Copy out the data below as written; omit any images.

━━━

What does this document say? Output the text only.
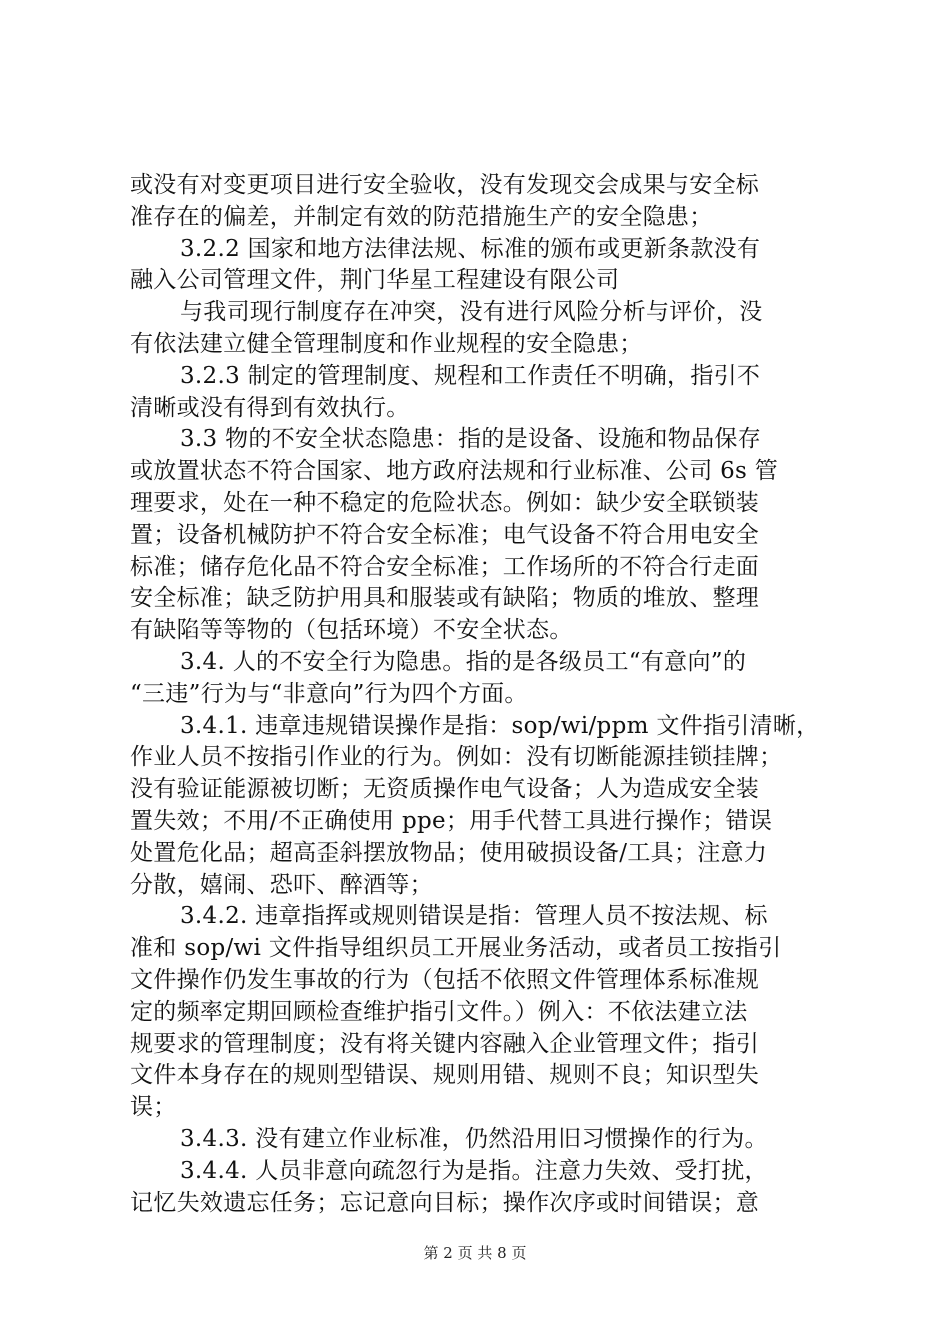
或没有对变更项目进行安全验收，没有发现交会成果与安全标
准存在的偏差，并制定有效的防范措施生产的安全隐患；
3.2.2 国家和地方法律法规、标准的颁布或更新条款没有
融入公司管理文件，荆门华星工程建设有限公司
与我司现行制度存在冲突，没有进行风险分析与评价，没
有依法建立健全管理制度和作业规程的安全隐患；
3.2.3 制定的管理制度、规程和工作责任不明确，指引不
清晰或没有得到有效执行。
3.3 物的不安全状态隐患：指的是设备、设施和物品保存
或放置状态不符合国家、地方政府法规和行业标准、公司 6s 管
理要求，处在一种不稳定的危险状态。例如：缺少安全联锁装
置；设备机械防护不符合安全标准；电气设备不符合用电安全
标准；储存危化品不符合安全标准；工作场所的不符合行走面
安全标准；缺乏防护用具和服装或有缺陷；物质的堆放、整理
有缺陷等等物的（包括环境）不安全状态。
3.4. 人的不安全行为隐患。指的是各级员工“有意向”的
“三违”行为与“非意向”行为四个方面。
3.4.1. 违章违规错误操作是指：sop/wi/ppm 文件指引清晰，
作业人员不按指引作业的行为。例如：没有切断能源挂锁挂牌；
没有验证能源被切断；无资质操作电气设备；人为造成安全装
置失效；不用/不正确使用 ppe；用手代替工具进行操作；错误
处置危化品；超高歪斜摆放物品；使用破损设备/工具；注意力
分散，嬉闹、恐吓、醉酒等；
3.4.2. 违章指挥或规则错误是指：管理人员不按法规、标
准和 sop/wi 文件指导组织员工开展业务活动，或者员工按指引
文件操作仍发生事故的行为（包括不依照文件管理体系标准规
定的频率定期回顾检查维护指引文件。）例入：不依法建立法
规要求的管理制度；没有将关键内容融入企业管理文件；指引
文件本身存在的规则型错误、规则用错、规则不良；知识型失
误；
3.4.3. 没有建立作业标准，仍然沿用旧习惯操作的行为。
3.4.4. 人员非意向疏忽行为是指。注意力失效、受打扰，
记忆失效遗忘任务；忘记意向目标；操作次序或时间错误；意
第 2 页 共 8 页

━━━

● Expected output:
What does this document say? Output the text only.
或没有对变更项目进行安全验收，没有发现交会成果与安全标
准存在的偏差，并制定有效的防范措施生产的安全隐患；
3.2.2 国家和地方法律法规、标准的颁布或更新条款没有
融入公司管理文件，荆门华星工程建设有限公司
与我司现行制度存在冲突，没有进行风险分析与评价，没
有依法建立健全管理制度和作业规程的安全隐患；
3.2.3 制定的管理制度、规程和工作责任不明确，指引不
清晰或没有得到有效执行。
3.3 物的不安全状态隐患：指的是设备、设施和物品保存
或放置状态不符合国家、地方政府法规和行业标准、公司 6s 管
理要求，处在一种不稳定的危险状态。例如：缺少安全联锁装
置；设备机械防护不符合安全标准；电气设备不符合用电安全
标准；储存危化品不符合安全标准；工作场所的不符合行走面
安全标准；缺乏防护用具和服装或有缺陷；物质的堆放、整理
有缺陷等等物的（包括环境）不安全状态。
3.4. 人的不安全行为隐患。指的是各级员工“有意向”的
“三违”行为与“非意向”行为四个方面。
3.4.1. 违章违规错误操作是指：sop/wi/ppm 文件指引清晰，
作业人员不按指引作业的行为。例如：没有切断能源挂锁挂牌；
没有验证能源被切断；无资质操作电气设备；人为造成安全装
置失效；不用/不正确使用 ppe；用手代替工具进行操作；错误
处置危化品；超高歪斜摆放物品；使用破损设备/工具；注意力
分散，嬉闹、恐吓、醉酒等；
3.4.2. 违章指挥或规则错误是指：管理人员不按法规、标
准和 sop/wi 文件指导组织员工开展业务活动，或者员工按指引
文件操作仍发生事故的行为（包括不依照文件管理体系标准规
定的频率定期回顾检查维护指引文件。）例入：不依法建立法
规要求的管理制度；没有将关键内容融入企业管理文件；指引
文件本身存在的规则型错误、规则用错、规则不良；知识型失
误；
3.4.3. 没有建立作业标准，仍然沿用旧习惯操作的行为。
3.4.4. 人员非意向疏忽行为是指。注意力失效、受打扰，
记忆失效遗忘任务；忘记意向目标；操作次序或时间错误；意
第 2 页 共 8 页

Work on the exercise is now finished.